- **What is needed**: Produce a word-for-word copy of the listing below without its pictures.
::: Dataset excerpts
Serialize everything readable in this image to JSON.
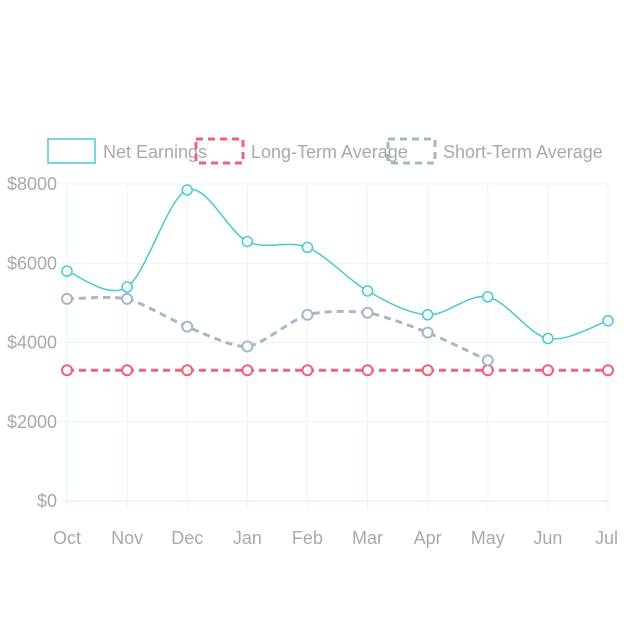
{
  "chart_data": {
    "type": "line",
    "categories": [
      "Oct",
      "Nov",
      "Dec",
      "Jan",
      "Feb",
      "Mar",
      "Apr",
      "May",
      "Jun",
      "Jul"
    ],
    "ylim": [
      0,
      8000
    ],
    "yticks": [
      0,
      2000,
      4000,
      6000,
      8000
    ],
    "ytick_labels": [
      "$0",
      "$2000",
      "$4000",
      "$6000",
      "$8000"
    ],
    "grid": true,
    "legend_position": "top",
    "series": [
      {
        "name": "Net Earnings",
        "color": "#4bc8d4",
        "dashed": false,
        "values": [
          5800,
          5400,
          7850,
          6550,
          6400,
          5300,
          4700,
          5150,
          4100,
          4550
        ]
      },
      {
        "name": "Long-Term Average",
        "color": "#f0607b",
        "dashed": true,
        "values": [
          3300,
          3300,
          3300,
          3300,
          3300,
          3300,
          3300,
          3300,
          3300,
          3300
        ]
      },
      {
        "name": "Short-Term Average",
        "color": "#a9b6c3",
        "dashed": true,
        "values": [
          5100,
          5100,
          4400,
          3900,
          4700,
          4750,
          4250,
          3550,
          null,
          null
        ]
      }
    ]
  }
}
::::::
- **Reply**:
Serialize everything readable in this image to JSON.
{
  "chart_data": {
    "type": "line",
    "categories": [
      "Oct",
      "Nov",
      "Dec",
      "Jan",
      "Feb",
      "Mar",
      "Apr",
      "May",
      "Jun",
      "Jul"
    ],
    "ylim": [
      0,
      8000
    ],
    "yticks": [
      0,
      2000,
      4000,
      6000,
      8000
    ],
    "ytick_labels": [
      "$0",
      "$2000",
      "$4000",
      "$6000",
      "$8000"
    ],
    "grid": true,
    "legend_position": "top",
    "series": [
      {
        "name": "Net Earnings",
        "color": "#4bc8d4",
        "dashed": false,
        "values": [
          5800,
          5400,
          7850,
          6550,
          6400,
          5300,
          4700,
          5150,
          4100,
          4550
        ]
      },
      {
        "name": "Long-Term Average",
        "color": "#f0607b",
        "dashed": true,
        "values": [
          3300,
          3300,
          3300,
          3300,
          3300,
          3300,
          3300,
          3300,
          3300,
          3300
        ]
      },
      {
        "name": "Short-Term Average",
        "color": "#a9b6c3",
        "dashed": true,
        "values": [
          5100,
          5100,
          4400,
          3900,
          4700,
          4750,
          4250,
          3550,
          null,
          null
        ]
      }
    ]
  }
}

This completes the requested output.